## Data supplied
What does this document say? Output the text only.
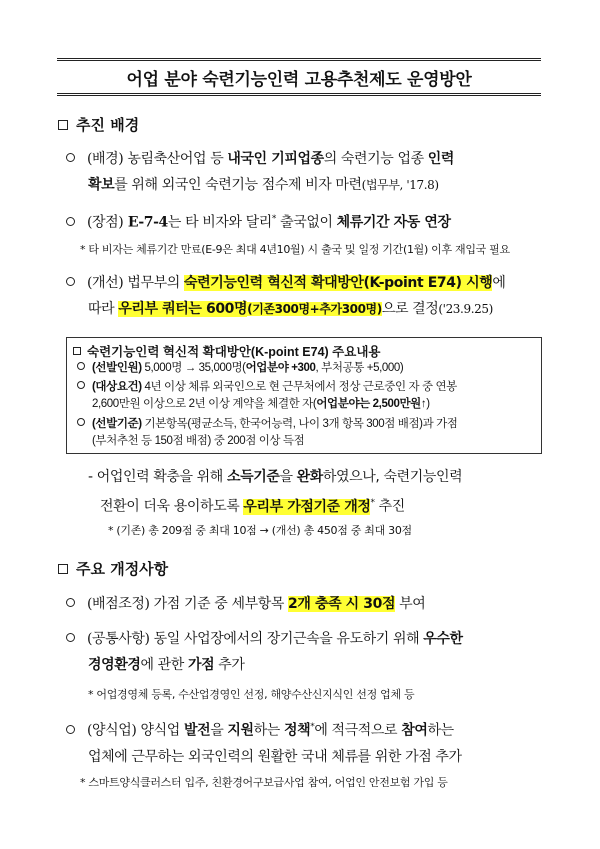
어업 분야 숙련기능인력 고용추천제도 운영방안
추진 배경
(배경) 농림축산어업 등 내국인 기피업종의 숙련기능 업종 인력
확보를 위해 외국인 숙련기능 점수제 비자 마련(법무부, '17.8)
(장점) E-7-4는 타 비자와 달리* 출국없이 체류기간 자동 연장
* 타 비자는 체류기간 만료(E-9은 최대 4년10월) 시 출국 및 일정 기간(1월) 이후 재입국 필요
(개선) 법무부의 숙련기능인력 혁신적 확대방안(K-point E74) 시행에
따라 우리부 쿼터는 600명(기존300명+추가300명)으로 결정('23.9.25)
숙련기능인력 혁신적 확대방안(K-point E74) 주요내용
(선발인원) 5,000명 → 35,000명(어업분야 +300, 부처공통 +5,000)
(대상요건) 4년 이상 체류 외국인으로 현 근무처에서 정상 근로중인 자 중 연봉
2,600만원 이상으로 2년 이상 계약을 체결한 자(어업분야는 2,500만원↑)
(선발기준) 기본항목(평균소득, 한국어능력, 나이 3개 항목 300점 배점)과 가점
(부처추천 등 150점 배점) 중 200점 이상 득점
- 어업인력 확충을 위해 소득기준을 완화하였으나, 숙련기능인력
전환이 더욱 용이하도록 우리부 가점기준 개정* 추진
* (기존) 총 209점 중 최대 10점 → (개선) 총 450점 중 최대 30점
주요 개정사항
(배점조정) 가점 기준 중 세부항목 2개 충족 시 30점 부여
(공통사항) 동일 사업장에서의 장기근속을 유도하기 위해 우수한
경영환경에 관한 가점 추가
* 어업경영체 등록, 수산업경영인 선정, 해양수산신지식인 선정 업체 등
(양식업) 양식업 발전을 지원하는 정책*에 적극적으로 참여하는
업체에 근무하는 외국인력의 원활한 국내 체류를 위한 가점 추가
* 스마트양식클러스터 입주, 친환경어구보급사업 참여, 어업인 안전보험 가입 등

## Task details
Of the lines above, copy each that contains "체류기간".

## Worked answer
(장점) E-7-4는 타 비자와 달리* 출국없이 체류기간 자동 연장
* 타 비자는 체류기간 만료(E-9은 최대 4년10월) 시 출국 및 일정 기간(1월) 이후 재입국 필요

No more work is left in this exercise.